* **MATERIAL PROVIDED**
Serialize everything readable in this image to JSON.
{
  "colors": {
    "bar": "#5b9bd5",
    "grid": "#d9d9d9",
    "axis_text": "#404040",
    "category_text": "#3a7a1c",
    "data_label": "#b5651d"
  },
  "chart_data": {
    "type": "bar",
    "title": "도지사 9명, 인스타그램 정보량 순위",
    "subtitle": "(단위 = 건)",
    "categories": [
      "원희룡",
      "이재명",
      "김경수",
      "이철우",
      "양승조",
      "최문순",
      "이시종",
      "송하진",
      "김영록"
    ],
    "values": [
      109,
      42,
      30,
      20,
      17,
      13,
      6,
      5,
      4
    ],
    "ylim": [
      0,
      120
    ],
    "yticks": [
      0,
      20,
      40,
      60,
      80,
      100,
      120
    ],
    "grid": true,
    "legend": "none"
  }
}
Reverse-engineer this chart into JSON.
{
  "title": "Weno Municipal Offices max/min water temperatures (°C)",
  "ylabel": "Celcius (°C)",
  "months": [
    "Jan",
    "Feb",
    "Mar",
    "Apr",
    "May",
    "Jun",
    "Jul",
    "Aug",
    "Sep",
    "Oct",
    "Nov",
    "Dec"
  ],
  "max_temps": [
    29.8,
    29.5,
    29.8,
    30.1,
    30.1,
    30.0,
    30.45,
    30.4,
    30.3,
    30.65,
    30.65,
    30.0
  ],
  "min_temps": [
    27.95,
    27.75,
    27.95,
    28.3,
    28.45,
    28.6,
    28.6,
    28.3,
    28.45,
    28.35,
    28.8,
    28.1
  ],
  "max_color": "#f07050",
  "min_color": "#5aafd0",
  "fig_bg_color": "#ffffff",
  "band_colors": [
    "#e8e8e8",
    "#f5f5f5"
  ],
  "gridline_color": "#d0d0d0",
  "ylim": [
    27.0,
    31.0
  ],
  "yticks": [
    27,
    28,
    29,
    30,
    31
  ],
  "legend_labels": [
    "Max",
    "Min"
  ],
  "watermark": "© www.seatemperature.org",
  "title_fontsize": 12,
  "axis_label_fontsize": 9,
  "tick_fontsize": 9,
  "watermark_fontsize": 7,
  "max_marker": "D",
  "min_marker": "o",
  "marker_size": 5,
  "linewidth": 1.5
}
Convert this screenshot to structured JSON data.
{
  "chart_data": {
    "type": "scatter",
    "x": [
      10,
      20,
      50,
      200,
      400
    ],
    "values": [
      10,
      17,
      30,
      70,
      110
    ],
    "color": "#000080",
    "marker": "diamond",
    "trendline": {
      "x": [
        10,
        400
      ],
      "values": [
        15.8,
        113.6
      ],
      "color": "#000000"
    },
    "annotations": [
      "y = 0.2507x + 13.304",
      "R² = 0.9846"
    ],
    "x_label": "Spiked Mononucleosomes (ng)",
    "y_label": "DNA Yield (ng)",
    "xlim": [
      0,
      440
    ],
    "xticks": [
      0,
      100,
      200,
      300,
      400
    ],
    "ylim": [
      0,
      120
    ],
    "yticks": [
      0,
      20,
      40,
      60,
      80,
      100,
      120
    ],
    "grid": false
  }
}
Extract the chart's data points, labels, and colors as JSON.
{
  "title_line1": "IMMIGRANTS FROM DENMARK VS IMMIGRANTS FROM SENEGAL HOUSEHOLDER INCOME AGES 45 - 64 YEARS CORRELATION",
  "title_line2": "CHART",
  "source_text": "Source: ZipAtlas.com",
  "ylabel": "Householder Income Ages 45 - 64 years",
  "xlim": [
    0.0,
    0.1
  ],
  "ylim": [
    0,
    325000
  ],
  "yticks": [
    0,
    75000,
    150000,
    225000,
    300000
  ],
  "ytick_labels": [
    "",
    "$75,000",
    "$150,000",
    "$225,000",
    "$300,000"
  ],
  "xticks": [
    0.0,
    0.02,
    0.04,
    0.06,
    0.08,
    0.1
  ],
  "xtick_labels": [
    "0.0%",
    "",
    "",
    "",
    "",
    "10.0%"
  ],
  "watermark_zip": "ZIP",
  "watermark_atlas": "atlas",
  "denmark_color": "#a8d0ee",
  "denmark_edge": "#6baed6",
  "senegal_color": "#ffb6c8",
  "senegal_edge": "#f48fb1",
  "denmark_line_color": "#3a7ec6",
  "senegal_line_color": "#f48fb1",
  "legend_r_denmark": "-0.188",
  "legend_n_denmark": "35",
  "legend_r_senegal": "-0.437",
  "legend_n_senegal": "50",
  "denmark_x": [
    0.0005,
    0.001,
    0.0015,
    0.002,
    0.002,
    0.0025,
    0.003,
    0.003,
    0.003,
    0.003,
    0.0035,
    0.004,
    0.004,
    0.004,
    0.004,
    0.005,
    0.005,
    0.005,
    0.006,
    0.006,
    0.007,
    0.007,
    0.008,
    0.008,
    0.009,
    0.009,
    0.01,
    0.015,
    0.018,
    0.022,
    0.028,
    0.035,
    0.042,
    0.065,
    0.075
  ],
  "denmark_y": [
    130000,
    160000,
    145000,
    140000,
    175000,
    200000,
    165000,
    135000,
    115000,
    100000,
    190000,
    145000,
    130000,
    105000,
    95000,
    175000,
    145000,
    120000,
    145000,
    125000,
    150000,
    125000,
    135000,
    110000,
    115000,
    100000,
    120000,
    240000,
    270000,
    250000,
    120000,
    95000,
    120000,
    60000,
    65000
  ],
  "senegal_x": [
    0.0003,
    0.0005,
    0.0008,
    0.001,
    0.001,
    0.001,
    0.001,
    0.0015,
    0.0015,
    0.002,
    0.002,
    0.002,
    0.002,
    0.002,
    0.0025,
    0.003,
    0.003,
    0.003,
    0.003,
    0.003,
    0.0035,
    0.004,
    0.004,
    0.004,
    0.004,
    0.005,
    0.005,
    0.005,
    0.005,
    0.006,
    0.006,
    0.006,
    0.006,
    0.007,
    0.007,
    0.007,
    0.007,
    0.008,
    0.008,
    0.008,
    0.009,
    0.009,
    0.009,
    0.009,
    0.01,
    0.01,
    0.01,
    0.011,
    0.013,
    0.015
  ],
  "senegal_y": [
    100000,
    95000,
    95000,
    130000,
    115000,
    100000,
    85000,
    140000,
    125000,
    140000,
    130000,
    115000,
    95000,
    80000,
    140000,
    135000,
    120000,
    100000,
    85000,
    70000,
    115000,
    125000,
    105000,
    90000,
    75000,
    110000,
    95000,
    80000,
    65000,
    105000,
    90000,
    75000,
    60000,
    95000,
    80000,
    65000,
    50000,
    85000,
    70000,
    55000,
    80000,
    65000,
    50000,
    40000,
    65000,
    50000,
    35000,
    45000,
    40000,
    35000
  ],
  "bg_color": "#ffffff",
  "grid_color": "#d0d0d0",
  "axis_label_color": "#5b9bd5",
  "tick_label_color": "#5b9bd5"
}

* **EXERCISE OBJECTIVE**
Return every entry exactly as given.

* **REPLY TO THE TASK**
Serialize everything readable in this image to JSON.
{
  "colors": {
    "bar": "#5b9bd5",
    "grid": "#d9d9d9",
    "axis_text": "#404040",
    "category_text": "#3a7a1c",
    "data_label": "#b5651d"
  },
  "chart_data": {
    "type": "bar",
    "title": "도지사 9명, 인스타그램 정보량 순위",
    "subtitle": "(단위 = 건)",
    "categories": [
      "원희룡",
      "이재명",
      "김경수",
      "이철우",
      "양승조",
      "최문순",
      "이시종",
      "송하진",
      "김영록"
    ],
    "values": [
      109,
      42,
      30,
      20,
      17,
      13,
      6,
      5,
      4
    ],
    "ylim": [
      0,
      120
    ],
    "yticks": [
      0,
      20,
      40,
      60,
      80,
      100,
      120
    ],
    "grid": true,
    "legend": "none"
  }
}
Reverse-engineer this chart into JSON.
{
  "title": "Weno Municipal Offices max/min water temperatures (°C)",
  "ylabel": "Celcius (°C)",
  "months": [
    "Jan",
    "Feb",
    "Mar",
    "Apr",
    "May",
    "Jun",
    "Jul",
    "Aug",
    "Sep",
    "Oct",
    "Nov",
    "Dec"
  ],
  "max_temps": [
    29.8,
    29.5,
    29.8,
    30.1,
    30.1,
    30.0,
    30.45,
    30.4,
    30.3,
    30.65,
    30.65,
    30.0
  ],
  "min_temps": [
    27.95,
    27.75,
    27.95,
    28.3,
    28.45,
    28.6,
    28.6,
    28.3,
    28.45,
    28.35,
    28.8,
    28.1
  ],
  "max_color": "#f07050",
  "min_color": "#5aafd0",
  "fig_bg_color": "#ffffff",
  "band_colors": [
    "#e8e8e8",
    "#f5f5f5"
  ],
  "gridline_color": "#d0d0d0",
  "ylim": [
    27.0,
    31.0
  ],
  "yticks": [
    27,
    28,
    29,
    30,
    31
  ],
  "legend_labels": [
    "Max",
    "Min"
  ],
  "watermark": "© www.seatemperature.org",
  "title_fontsize": 12,
  "axis_label_fontsize": 9,
  "tick_fontsize": 9,
  "watermark_fontsize": 7,
  "max_marker": "D",
  "min_marker": "o",
  "marker_size": 5,
  "linewidth": 1.5
}
Convert this screenshot to structured JSON data.
{
  "chart_data": {
    "type": "scatter",
    "x": [
      10,
      20,
      50,
      200,
      400
    ],
    "values": [
      10,
      17,
      30,
      70,
      110
    ],
    "color": "#000080",
    "marker": "diamond",
    "trendline": {
      "x": [
        10,
        400
      ],
      "values": [
        15.8,
        113.6
      ],
      "color": "#000000"
    },
    "annotations": [
      "y = 0.2507x + 13.304",
      "R² = 0.9846"
    ],
    "x_label": "Spiked Mononucleosomes (ng)",
    "y_label": "DNA Yield (ng)",
    "xlim": [
      0,
      440
    ],
    "xticks": [
      0,
      100,
      200,
      300,
      400
    ],
    "ylim": [
      0,
      120
    ],
    "yticks": [
      0,
      20,
      40,
      60,
      80,
      100,
      120
    ],
    "grid": false
  }
}
Extract the chart's data points, labels, and colors as JSON.
{
  "title_line1": "IMMIGRANTS FROM DENMARK VS IMMIGRANTS FROM SENEGAL HOUSEHOLDER INCOME AGES 45 - 64 YEARS CORRELATION",
  "title_line2": "CHART",
  "source_text": "Source: ZipAtlas.com",
  "ylabel": "Householder Income Ages 45 - 64 years",
  "xlim": [
    0.0,
    0.1
  ],
  "ylim": [
    0,
    325000
  ],
  "yticks": [
    0,
    75000,
    150000,
    225000,
    300000
  ],
  "ytick_labels": [
    "",
    "$75,000",
    "$150,000",
    "$225,000",
    "$300,000"
  ],
  "xticks": [
    0.0,
    0.02,
    0.04,
    0.06,
    0.08,
    0.1
  ],
  "xtick_labels": [
    "0.0%",
    "",
    "",
    "",
    "",
    "10.0%"
  ],
  "watermark_zip": "ZIP",
  "watermark_atlas": "atlas",
  "denmark_color": "#a8d0ee",
  "denmark_edge": "#6baed6",
  "senegal_color": "#ffb6c8",
  "senegal_edge": "#f48fb1",
  "denmark_line_color": "#3a7ec6",
  "senegal_line_color": "#f48fb1",
  "legend_r_denmark": "-0.188",
  "legend_n_denmark": "35",
  "legend_r_senegal": "-0.437",
  "legend_n_senegal": "50",
  "denmark_x": [
    0.0005,
    0.001,
    0.0015,
    0.002,
    0.002,
    0.0025,
    0.003,
    0.003,
    0.003,
    0.003,
    0.0035,
    0.004,
    0.004,
    0.004,
    0.004,
    0.005,
    0.005,
    0.005,
    0.006,
    0.006,
    0.007,
    0.007,
    0.008,
    0.008,
    0.009,
    0.009,
    0.01,
    0.015,
    0.018,
    0.022,
    0.028,
    0.035,
    0.042,
    0.065,
    0.075
  ],
  "denmark_y": [
    130000,
    160000,
    145000,
    140000,
    175000,
    200000,
    165000,
    135000,
    115000,
    100000,
    190000,
    145000,
    130000,
    105000,
    95000,
    175000,
    145000,
    120000,
    145000,
    125000,
    150000,
    125000,
    135000,
    110000,
    115000,
    100000,
    120000,
    240000,
    270000,
    250000,
    120000,
    95000,
    120000,
    60000,
    65000
  ],
  "senegal_x": [
    0.0003,
    0.0005,
    0.0008,
    0.001,
    0.001,
    0.001,
    0.001,
    0.0015,
    0.0015,
    0.002,
    0.002,
    0.002,
    0.002,
    0.002,
    0.0025,
    0.003,
    0.003,
    0.003,
    0.003,
    0.003,
    0.0035,
    0.004,
    0.004,
    0.004,
    0.004,
    0.005,
    0.005,
    0.005,
    0.005,
    0.006,
    0.006,
    0.006,
    0.006,
    0.007,
    0.007,
    0.007,
    0.007,
    0.008,
    0.008,
    0.008,
    0.009,
    0.009,
    0.009,
    0.009,
    0.01,
    0.01,
    0.01,
    0.011,
    0.013,
    0.015
  ],
  "senegal_y": [
    100000,
    95000,
    95000,
    130000,
    115000,
    100000,
    85000,
    140000,
    125000,
    140000,
    130000,
    115000,
    95000,
    80000,
    140000,
    135000,
    120000,
    100000,
    85000,
    70000,
    115000,
    125000,
    105000,
    90000,
    75000,
    110000,
    95000,
    80000,
    65000,
    105000,
    90000,
    75000,
    60000,
    95000,
    80000,
    65000,
    50000,
    85000,
    70000,
    55000,
    80000,
    65000,
    50000,
    40000,
    65000,
    50000,
    35000,
    45000,
    40000,
    35000
  ],
  "bg_color": "#ffffff",
  "grid_color": "#d0d0d0",
  "axis_label_color": "#5b9bd5",
  "tick_label_color": "#5b9bd5"
}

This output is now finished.